PROBLEM DETAILS => Filter the entries and keep only the lines where the string "address" appears.

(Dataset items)
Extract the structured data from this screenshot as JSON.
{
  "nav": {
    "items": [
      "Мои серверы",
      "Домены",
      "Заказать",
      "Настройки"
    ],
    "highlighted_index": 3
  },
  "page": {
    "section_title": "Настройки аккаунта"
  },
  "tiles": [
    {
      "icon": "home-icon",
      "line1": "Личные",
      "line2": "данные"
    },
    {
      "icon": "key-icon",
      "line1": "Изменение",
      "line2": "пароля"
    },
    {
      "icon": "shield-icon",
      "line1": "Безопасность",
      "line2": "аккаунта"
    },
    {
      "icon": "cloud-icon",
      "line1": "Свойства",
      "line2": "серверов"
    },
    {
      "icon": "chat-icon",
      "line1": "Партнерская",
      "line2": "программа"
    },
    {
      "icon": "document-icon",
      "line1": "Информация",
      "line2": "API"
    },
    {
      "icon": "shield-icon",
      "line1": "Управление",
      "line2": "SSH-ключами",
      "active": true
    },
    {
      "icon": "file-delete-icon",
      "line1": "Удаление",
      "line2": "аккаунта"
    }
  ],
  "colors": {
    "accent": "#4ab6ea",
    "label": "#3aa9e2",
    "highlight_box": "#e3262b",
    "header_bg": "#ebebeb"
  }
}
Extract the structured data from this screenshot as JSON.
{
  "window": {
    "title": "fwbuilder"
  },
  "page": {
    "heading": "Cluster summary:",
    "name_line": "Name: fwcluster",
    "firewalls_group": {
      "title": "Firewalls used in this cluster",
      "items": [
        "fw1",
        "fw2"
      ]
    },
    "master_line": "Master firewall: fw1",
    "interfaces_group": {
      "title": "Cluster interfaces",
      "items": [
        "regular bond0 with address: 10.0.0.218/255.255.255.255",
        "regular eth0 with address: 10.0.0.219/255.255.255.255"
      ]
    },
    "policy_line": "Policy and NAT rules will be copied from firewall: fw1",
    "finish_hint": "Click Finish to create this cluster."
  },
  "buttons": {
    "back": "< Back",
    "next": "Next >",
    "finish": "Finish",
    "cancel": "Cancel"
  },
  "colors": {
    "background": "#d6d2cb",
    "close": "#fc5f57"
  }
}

FINISHED ANSWER =>
        "regular bond0 with address: 10.0.0.218/255.255.255.255",
        "regular eth0 with address: 10.0.0.219/255.255.255.255"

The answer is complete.